(Collection entries)
--
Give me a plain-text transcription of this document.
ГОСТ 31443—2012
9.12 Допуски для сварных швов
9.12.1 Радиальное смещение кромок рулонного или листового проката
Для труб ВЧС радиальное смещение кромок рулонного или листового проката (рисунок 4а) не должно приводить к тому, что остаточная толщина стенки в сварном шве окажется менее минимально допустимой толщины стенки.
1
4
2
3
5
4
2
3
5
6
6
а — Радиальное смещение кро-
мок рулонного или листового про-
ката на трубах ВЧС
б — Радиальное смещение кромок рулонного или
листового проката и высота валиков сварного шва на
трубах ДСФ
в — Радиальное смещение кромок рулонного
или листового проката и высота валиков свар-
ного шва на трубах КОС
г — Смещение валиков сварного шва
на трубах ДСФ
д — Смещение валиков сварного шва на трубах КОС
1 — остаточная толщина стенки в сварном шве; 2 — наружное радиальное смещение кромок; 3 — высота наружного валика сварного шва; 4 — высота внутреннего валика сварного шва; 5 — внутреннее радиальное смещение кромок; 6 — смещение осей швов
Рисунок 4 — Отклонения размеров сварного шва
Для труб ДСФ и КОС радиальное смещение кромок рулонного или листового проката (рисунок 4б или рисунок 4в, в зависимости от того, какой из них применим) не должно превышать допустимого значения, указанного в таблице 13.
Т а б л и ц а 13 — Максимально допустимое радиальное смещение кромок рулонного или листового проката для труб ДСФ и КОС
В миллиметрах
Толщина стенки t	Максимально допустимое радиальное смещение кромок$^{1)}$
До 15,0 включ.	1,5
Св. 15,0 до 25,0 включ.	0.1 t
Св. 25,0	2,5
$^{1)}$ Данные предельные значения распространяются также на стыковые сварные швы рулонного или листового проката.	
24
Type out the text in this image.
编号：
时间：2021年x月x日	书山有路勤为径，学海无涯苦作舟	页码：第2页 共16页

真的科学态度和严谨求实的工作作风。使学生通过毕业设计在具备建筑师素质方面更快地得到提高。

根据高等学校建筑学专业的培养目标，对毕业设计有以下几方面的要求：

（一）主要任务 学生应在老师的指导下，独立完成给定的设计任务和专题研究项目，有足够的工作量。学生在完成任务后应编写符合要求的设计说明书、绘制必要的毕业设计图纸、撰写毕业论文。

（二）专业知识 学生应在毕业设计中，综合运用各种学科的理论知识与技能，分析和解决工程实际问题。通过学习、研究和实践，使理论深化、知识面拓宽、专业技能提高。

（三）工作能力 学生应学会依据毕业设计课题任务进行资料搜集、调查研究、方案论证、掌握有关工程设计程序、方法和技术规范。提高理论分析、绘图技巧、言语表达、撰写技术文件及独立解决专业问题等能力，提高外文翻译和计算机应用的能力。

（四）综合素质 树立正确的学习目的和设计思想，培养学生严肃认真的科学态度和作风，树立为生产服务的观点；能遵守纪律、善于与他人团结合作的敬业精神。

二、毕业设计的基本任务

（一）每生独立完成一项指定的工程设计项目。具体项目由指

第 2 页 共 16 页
--
▶ STATED TASK
Quote verbatim the line containing "Type out the text in this image." and every line after it through the end of the records above.

▶ EXERCISE SOLUTION
Type out the text in this image.
编号：
时间：2021年x月x日	书山有路勤为径，学海无涯苦作舟	页码：第2页 共16页

真的科学态度和严谨求实的工作作风。使学生通过毕业设计在具备建筑师素质方面更快地得到提高。

根据高等学校建筑学专业的培养目标，对毕业设计有以下几方面的要求：

（一）主要任务 学生应在老师的指导下，独立完成给定的设计任务和专题研究项目，有足够的工作量。学生在完成任务后应编写符合要求的设计说明书、绘制必要的毕业设计图纸、撰写毕业论文。

（二）专业知识 学生应在毕业设计中，综合运用各种学科的理论知识与技能，分析和解决工程实际问题。通过学习、研究和实践，使理论深化、知识面拓宽、专业技能提高。

（三）工作能力 学生应学会依据毕业设计课题任务进行资料搜集、调查研究、方案论证、掌握有关工程设计程序、方法和技术规范。提高理论分析、绘图技巧、言语表达、撰写技术文件及独立解决专业问题等能力，提高外文翻译和计算机应用的能力。

（四）综合素质 树立正确的学习目的和设计思想，培养学生严肃认真的科学态度和作风，树立为生产服务的观点；能遵守纪律、善于与他人团结合作的敬业精神。

二、毕业设计的基本任务

（一）每生独立完成一项指定的工程设计项目。具体项目由指

第 2 页 共 16 页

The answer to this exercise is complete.